__Requirement__.
Wherever the word "title" appears in a line, extract that line.

__Records for this task__.
========================================
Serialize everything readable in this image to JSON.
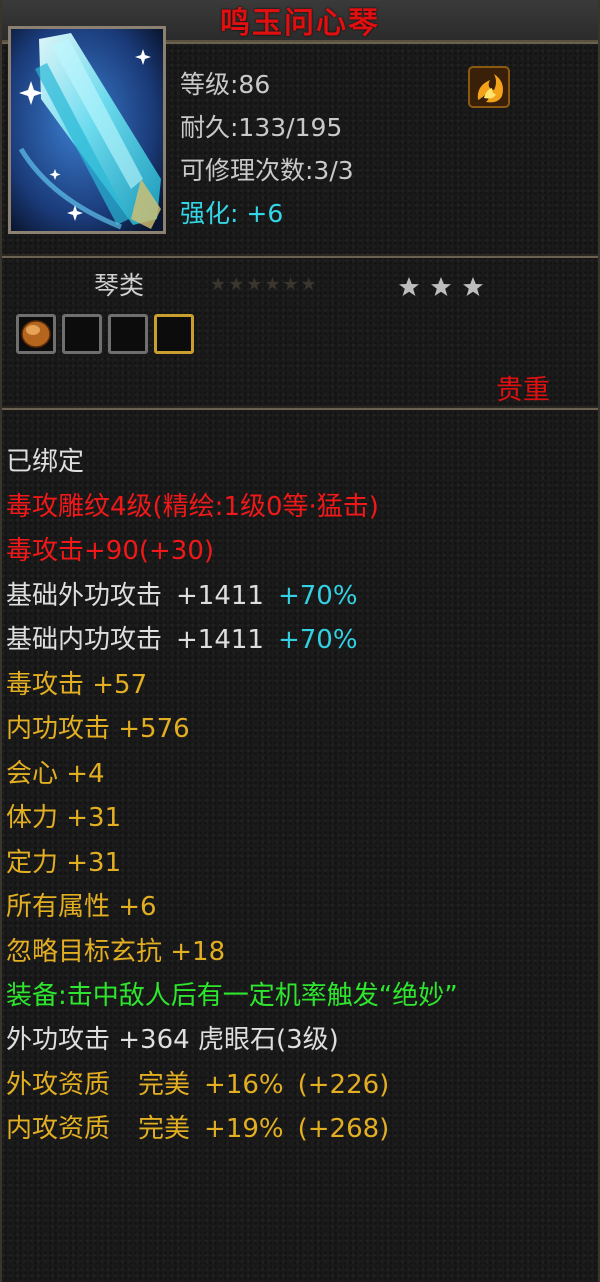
{
  "item": {
    "name": "鸣玉问心琴",
    "level_label": "等级:86",
    "durability_label": "耐久:133/195",
    "repair_label": "可修理次数:3/3",
    "enhance_label": "强化:",
    "enhance_value": "+6",
    "category": "琴类",
    "rarity": "贵重",
    "stars": 3,
    "sockets": [
      {
        "state": "filled",
        "gem": "amber-gem-icon"
      },
      {
        "state": "empty"
      },
      {
        "state": "empty"
      },
      {
        "state": "empty-gold"
      }
    ]
  },
  "attributes": {
    "bound": "已绑定",
    "engrave": "毒攻雕纹4级(精绘:1级0等·猛击)",
    "poison_attack_engrave": "毒攻击+90(+30)",
    "outer_base_label": "基础外功攻击",
    "outer_base_value": "+1411",
    "outer_base_pct": "+70%",
    "inner_base_label": "基础内功攻击",
    "inner_base_value": "+1411",
    "inner_base_pct": "+70%",
    "poison_attack": "毒攻击 +57",
    "inner_attack": "内功攻击 +576",
    "crit": "会心 +4",
    "stamina": "体力 +31",
    "focus": "定力 +31",
    "all_attr": "所有属性 +6",
    "ignore_res": "忽略目标玄抗 +18",
    "equip_effect": "装备:击中敌人后有一定机率触发“绝妙”",
    "gem_line": "外功攻击 +364 虎眼石(3级)",
    "outer_quality_label": "外攻资质",
    "outer_quality_grade": "完美",
    "outer_quality_value": "+16%",
    "outer_quality_bonus": "(+226)",
    "inner_quality_label": "内攻资质",
    "inner_quality_grade": "完美",
    "inner_quality_value": "+19%",
    "inner_quality_bonus": "(+268)"
  },
  "colors": {
    "name": "#e01010",
    "enhance": "#33d6e6",
    "gold": "#e2ae22",
    "green": "#2ee62e",
    "red": "#f01818"
  }
}
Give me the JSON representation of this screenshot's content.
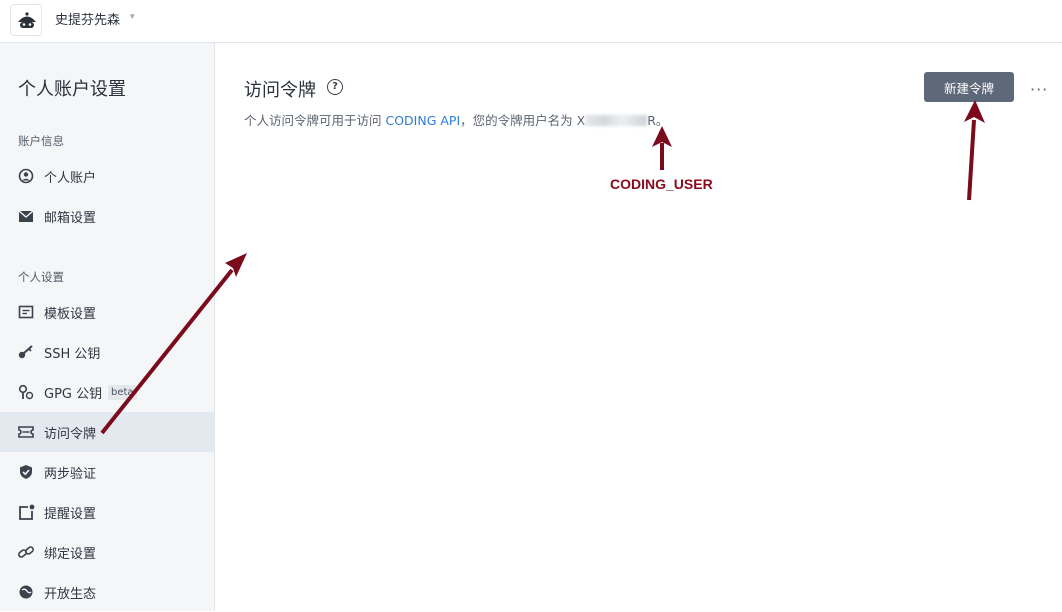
{
  "topbar": {
    "team_name": "史提芬先森",
    "caret": "▾"
  },
  "sidebar": {
    "title": "个人账户设置",
    "section_account": "账户信息",
    "section_personal": "个人设置",
    "items": [
      {
        "label": "个人账户",
        "icon": "user-circle-icon"
      },
      {
        "label": "邮箱设置",
        "icon": "envelope-icon"
      },
      {
        "label": "模板设置",
        "icon": "template-icon"
      },
      {
        "label": "SSH 公钥",
        "icon": "key-icon"
      },
      {
        "label": "GPG 公钥",
        "icon": "gpg-key-icon",
        "badge": "beta"
      },
      {
        "label": "访问令牌",
        "icon": "ticket-icon",
        "active": true
      },
      {
        "label": "两步验证",
        "icon": "shield-check-icon"
      },
      {
        "label": "提醒设置",
        "icon": "notification-icon"
      },
      {
        "label": "绑定设置",
        "icon": "link-icon"
      },
      {
        "label": "开放生态",
        "icon": "globe-icon"
      }
    ]
  },
  "main": {
    "title": "访问令牌",
    "help": "?",
    "desc_prefix": "个人访问令牌可用于访问 ",
    "desc_link": "CODING API",
    "desc_middle": "，您的令牌用户名为 X",
    "desc_suffix": "R。",
    "new_token_button": "新建令牌",
    "more": "···"
  },
  "annotation": {
    "label": "CODING_USER",
    "color": "#8b0a1e"
  }
}
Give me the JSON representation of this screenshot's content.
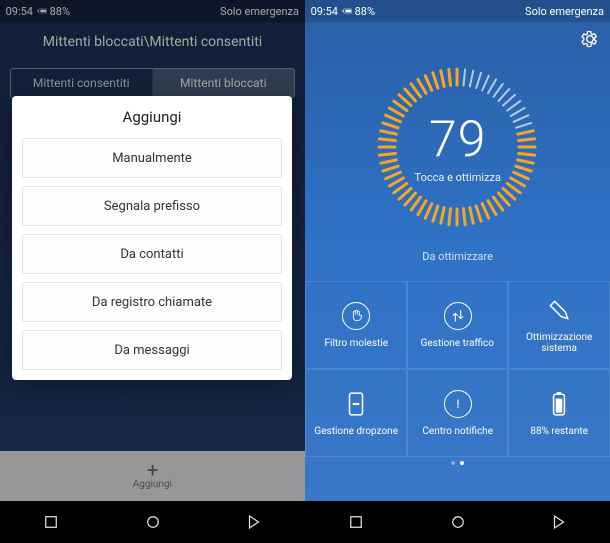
{
  "status": {
    "carrier": "Solo emergenza",
    "time": "09:54",
    "battery_pct": "88%"
  },
  "left_screen": {
    "score": "79",
    "tap_label": "Tocca e ottimizza",
    "sub_label": "Da ottimizzare",
    "tiles": [
      {
        "label": "Ottimizzazione sistema",
        "icon": "brush"
      },
      {
        "label": "Gestione traffico",
        "icon": "updown"
      },
      {
        "label": "Filtro molestie",
        "icon": "hand"
      },
      {
        "label": "88% restante",
        "icon": "battery"
      },
      {
        "label": "Centro notifiche",
        "icon": "alert"
      },
      {
        "label": "Gestione dropzone",
        "icon": "phone"
      }
    ]
  },
  "right_screen": {
    "title": "Mittenti bloccati\\Mittenti consentiti",
    "tabs": {
      "blocked": "Mittenti bloccati",
      "allowed": "Mittenti consentiti"
    },
    "dialog": {
      "title": "Aggiungi",
      "options": [
        "Manualmente",
        "Segnala prefisso",
        "Da contatti",
        "Da registro chiamate",
        "Da messaggi"
      ]
    },
    "bottom_add": "Aggiungi"
  }
}
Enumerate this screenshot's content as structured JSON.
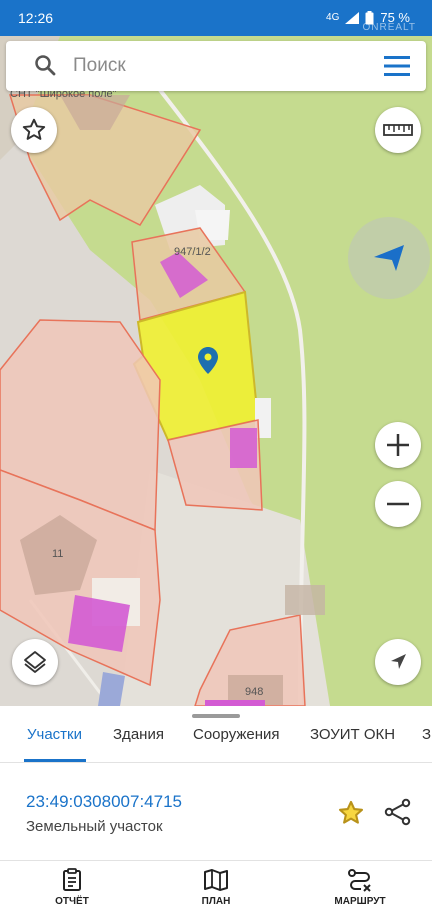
{
  "status": {
    "time": "12:26",
    "network": "4G",
    "battery": "75 %",
    "watermark": "ONREALT"
  },
  "search": {
    "placeholder": "Поиск"
  },
  "map": {
    "labels": {
      "top_area": "СНТ \"Широкое поле\"",
      "parcel_a": "947/1/2",
      "parcel_b": "11",
      "parcel_c": "948"
    },
    "colors": {
      "selected_parcel": "#f0f031",
      "parcel_border": "#e8735a",
      "building": "#d35bd3",
      "green_area": "#c4da8e"
    }
  },
  "controls": {
    "favorite_icon": "star-outline-icon",
    "ruler_icon": "ruler-icon",
    "compass_icon": "compass-arrow-icon",
    "zoom_in": "+",
    "zoom_out": "−",
    "layers_icon": "layers-icon",
    "locate_icon": "navigation-arrow-icon"
  },
  "tabs": [
    "Участки",
    "Здания",
    "Сооружения",
    "ЗОУИТ ОКН",
    "З"
  ],
  "active_tab": 0,
  "result": {
    "cadastral_number": "23:49:0308007:4715",
    "type": "Земельный участок"
  },
  "nav": [
    {
      "label": "ОТЧЁТ",
      "icon": "report-icon"
    },
    {
      "label": "ПЛАН",
      "icon": "map-icon"
    },
    {
      "label": "МАРШРУТ",
      "icon": "route-icon"
    }
  ]
}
========================================
__Exercise response__.
    "title": "个人账户设置",
    "title": "访问令牌",
    "title": "Mittenti bloccati\\Mittenti consentiti",
      "title": "Aggiungi",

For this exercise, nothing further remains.